Look through the material below. Copy every line with the string "marker" in it.

Begin Material for this exercise

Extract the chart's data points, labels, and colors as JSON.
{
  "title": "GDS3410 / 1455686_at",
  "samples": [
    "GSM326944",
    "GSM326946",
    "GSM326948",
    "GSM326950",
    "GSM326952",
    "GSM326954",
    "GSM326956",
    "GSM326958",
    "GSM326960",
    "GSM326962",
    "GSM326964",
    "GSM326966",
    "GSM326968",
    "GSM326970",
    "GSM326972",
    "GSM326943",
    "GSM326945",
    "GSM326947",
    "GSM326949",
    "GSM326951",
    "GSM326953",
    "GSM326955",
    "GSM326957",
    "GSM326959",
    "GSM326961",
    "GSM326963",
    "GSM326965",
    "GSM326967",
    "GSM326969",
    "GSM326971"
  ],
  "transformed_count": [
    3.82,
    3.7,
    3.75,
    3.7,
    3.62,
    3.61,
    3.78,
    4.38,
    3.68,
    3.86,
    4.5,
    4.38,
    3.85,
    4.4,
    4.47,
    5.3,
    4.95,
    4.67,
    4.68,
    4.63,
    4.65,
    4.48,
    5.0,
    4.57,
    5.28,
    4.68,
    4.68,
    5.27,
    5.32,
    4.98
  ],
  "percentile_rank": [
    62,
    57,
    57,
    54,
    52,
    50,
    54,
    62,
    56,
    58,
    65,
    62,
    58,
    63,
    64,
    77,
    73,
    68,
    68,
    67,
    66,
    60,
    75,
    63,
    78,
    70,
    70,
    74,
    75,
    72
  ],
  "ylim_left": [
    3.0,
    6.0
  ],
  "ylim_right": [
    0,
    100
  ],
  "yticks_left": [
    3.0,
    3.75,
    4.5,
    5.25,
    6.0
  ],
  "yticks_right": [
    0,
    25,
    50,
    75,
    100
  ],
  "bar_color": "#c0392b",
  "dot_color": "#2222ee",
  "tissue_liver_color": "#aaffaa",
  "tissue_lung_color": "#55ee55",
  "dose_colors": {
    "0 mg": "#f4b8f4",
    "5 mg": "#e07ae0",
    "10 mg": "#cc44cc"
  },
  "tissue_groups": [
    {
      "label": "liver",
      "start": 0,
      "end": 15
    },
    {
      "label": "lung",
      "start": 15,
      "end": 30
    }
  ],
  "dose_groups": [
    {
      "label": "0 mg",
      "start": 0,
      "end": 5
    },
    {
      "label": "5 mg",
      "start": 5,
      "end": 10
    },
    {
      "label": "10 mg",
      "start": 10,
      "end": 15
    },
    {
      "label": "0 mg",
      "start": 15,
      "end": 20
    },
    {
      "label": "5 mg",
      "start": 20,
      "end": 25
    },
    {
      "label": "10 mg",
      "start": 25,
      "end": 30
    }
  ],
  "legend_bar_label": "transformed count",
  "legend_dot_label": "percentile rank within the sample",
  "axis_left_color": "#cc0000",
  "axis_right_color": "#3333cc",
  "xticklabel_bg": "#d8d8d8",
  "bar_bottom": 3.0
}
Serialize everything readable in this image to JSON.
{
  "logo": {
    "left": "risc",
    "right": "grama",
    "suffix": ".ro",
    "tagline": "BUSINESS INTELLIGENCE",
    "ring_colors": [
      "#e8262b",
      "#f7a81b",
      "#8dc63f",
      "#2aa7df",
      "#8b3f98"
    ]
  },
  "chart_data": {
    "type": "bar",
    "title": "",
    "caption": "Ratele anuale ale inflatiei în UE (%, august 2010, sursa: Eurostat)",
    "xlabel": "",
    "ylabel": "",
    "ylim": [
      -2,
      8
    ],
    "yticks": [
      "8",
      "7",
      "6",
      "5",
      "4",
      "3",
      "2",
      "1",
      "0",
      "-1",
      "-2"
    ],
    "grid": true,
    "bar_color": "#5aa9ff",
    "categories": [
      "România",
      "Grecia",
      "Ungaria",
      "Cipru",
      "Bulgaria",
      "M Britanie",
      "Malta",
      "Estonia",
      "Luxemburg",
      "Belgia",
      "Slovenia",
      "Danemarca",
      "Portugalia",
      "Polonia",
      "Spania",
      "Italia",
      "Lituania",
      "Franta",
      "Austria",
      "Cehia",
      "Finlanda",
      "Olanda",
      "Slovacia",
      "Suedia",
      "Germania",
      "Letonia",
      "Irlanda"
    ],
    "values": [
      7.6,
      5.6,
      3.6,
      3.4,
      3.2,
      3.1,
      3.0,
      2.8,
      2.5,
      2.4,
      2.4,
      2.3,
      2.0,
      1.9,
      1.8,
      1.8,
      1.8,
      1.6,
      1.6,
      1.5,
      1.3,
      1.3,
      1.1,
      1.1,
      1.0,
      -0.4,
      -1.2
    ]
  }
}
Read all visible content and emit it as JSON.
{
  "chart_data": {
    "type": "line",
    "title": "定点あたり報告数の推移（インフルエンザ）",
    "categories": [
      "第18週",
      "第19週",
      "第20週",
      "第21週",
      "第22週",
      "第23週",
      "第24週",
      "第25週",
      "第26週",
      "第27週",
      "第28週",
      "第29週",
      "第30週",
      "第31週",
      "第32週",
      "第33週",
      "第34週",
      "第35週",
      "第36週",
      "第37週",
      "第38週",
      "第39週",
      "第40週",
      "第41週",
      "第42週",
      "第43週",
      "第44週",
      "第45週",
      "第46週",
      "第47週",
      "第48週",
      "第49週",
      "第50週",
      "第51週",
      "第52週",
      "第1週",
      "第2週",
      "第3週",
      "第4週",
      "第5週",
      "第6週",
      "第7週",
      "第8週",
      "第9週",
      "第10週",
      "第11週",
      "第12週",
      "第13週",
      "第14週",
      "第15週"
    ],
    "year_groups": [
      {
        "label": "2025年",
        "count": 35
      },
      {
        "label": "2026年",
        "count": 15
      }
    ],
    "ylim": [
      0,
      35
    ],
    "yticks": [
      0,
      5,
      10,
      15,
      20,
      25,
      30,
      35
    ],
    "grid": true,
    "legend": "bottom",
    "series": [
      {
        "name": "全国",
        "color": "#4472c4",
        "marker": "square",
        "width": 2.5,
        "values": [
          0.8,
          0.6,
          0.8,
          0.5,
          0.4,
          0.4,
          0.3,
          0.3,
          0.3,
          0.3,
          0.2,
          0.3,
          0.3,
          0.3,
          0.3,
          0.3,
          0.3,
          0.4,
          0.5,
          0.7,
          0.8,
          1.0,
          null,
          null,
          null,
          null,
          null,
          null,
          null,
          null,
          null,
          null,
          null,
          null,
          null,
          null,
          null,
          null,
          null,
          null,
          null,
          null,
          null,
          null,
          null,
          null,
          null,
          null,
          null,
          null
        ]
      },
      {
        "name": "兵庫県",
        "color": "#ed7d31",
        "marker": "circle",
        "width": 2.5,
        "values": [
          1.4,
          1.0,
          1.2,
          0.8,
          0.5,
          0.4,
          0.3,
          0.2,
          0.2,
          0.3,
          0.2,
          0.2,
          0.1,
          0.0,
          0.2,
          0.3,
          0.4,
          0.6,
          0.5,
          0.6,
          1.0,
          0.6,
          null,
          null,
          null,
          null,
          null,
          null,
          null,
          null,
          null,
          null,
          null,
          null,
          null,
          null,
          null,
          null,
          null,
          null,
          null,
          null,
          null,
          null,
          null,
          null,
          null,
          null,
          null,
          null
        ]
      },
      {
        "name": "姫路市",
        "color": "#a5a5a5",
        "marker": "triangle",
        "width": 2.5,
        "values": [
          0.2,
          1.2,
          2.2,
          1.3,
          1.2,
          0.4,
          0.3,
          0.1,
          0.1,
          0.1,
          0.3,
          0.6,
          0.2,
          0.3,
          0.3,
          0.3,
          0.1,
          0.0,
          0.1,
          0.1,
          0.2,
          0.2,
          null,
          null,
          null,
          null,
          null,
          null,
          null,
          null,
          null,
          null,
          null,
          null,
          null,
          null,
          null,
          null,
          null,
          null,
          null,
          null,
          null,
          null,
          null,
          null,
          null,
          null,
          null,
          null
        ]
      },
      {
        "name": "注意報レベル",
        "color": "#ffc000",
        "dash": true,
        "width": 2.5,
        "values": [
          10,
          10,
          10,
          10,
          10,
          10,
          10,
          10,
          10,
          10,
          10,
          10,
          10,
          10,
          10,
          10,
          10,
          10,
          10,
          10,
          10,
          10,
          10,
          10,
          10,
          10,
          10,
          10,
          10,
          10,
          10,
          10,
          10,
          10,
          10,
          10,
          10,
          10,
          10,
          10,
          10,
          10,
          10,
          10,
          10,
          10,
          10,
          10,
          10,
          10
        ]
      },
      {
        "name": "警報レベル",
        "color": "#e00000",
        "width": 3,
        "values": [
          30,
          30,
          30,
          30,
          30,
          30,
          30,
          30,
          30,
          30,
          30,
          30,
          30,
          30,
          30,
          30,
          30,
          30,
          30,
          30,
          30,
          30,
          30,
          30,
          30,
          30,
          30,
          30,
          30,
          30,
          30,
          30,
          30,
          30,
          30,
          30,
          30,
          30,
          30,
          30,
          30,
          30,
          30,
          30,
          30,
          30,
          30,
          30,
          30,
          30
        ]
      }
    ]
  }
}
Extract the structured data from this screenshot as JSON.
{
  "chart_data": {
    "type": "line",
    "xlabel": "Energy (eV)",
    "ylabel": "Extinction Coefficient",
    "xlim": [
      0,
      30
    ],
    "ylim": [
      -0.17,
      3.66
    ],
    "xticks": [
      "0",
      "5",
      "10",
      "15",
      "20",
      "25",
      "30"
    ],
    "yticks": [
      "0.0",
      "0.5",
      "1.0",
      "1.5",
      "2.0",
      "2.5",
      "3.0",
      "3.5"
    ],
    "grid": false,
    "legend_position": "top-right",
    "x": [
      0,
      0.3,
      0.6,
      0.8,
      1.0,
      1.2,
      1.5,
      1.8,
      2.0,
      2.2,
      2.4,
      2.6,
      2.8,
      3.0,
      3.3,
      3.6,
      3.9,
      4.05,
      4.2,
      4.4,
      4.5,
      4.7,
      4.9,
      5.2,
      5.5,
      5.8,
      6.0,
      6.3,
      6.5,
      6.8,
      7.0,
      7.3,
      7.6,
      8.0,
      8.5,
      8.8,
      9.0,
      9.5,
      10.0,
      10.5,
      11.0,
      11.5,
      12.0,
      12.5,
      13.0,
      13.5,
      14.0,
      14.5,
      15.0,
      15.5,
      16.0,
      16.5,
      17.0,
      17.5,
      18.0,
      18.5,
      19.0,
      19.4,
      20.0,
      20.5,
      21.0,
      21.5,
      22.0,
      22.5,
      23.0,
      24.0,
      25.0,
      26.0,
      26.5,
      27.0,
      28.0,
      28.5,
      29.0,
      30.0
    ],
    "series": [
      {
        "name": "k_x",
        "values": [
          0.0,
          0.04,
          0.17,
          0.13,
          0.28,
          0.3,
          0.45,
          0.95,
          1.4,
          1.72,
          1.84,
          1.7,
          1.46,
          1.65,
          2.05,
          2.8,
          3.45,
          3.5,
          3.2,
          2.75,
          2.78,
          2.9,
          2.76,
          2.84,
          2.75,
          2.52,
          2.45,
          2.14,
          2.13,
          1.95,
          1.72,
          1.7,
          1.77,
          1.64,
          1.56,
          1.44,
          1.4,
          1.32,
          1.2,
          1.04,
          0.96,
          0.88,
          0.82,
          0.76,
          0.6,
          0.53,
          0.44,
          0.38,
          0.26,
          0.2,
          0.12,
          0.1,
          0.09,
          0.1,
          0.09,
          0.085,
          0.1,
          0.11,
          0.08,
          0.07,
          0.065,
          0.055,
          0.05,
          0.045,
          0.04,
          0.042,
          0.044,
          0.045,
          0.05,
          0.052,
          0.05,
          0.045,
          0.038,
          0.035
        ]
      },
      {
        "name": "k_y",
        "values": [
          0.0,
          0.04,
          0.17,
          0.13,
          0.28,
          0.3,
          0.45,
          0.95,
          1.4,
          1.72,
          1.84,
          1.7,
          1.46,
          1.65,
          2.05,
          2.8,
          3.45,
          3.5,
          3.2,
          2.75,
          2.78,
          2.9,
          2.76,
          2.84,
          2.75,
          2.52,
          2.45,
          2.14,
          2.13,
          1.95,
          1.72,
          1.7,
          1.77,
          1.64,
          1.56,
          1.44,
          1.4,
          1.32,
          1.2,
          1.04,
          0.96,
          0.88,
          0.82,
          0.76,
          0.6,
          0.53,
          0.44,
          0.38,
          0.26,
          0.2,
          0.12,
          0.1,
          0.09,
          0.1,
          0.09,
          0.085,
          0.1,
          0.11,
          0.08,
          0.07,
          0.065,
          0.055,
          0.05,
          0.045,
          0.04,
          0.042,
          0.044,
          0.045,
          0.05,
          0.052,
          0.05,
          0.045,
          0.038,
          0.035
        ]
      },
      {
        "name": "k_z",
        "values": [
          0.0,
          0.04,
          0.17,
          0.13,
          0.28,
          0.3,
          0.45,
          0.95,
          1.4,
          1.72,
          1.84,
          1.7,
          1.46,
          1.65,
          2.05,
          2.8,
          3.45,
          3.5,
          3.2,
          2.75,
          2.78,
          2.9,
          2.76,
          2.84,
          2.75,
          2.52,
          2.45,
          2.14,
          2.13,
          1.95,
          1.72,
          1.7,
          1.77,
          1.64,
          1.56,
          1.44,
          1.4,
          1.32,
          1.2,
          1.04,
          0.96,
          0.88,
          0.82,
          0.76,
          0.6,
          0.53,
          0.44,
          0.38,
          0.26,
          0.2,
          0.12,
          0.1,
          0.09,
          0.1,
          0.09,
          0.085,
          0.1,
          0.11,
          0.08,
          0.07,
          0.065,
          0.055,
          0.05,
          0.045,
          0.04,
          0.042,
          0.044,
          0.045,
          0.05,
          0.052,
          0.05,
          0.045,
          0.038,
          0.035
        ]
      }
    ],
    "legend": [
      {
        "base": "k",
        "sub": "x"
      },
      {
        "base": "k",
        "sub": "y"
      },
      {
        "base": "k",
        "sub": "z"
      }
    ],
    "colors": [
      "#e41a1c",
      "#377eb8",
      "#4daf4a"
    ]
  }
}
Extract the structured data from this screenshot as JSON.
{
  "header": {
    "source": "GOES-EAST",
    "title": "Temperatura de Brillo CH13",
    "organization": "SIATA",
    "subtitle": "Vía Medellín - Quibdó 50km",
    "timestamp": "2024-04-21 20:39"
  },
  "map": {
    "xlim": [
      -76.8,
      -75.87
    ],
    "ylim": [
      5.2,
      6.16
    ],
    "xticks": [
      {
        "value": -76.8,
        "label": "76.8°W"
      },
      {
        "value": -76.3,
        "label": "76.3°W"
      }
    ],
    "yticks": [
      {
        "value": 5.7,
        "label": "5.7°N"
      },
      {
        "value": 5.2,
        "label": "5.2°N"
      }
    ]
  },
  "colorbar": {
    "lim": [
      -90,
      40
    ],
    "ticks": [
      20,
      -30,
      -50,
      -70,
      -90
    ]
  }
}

End Material for this exercise

*Answer to the exercise:*
        "marker": "square",
        "marker": "circle",
        "marker": "triangle",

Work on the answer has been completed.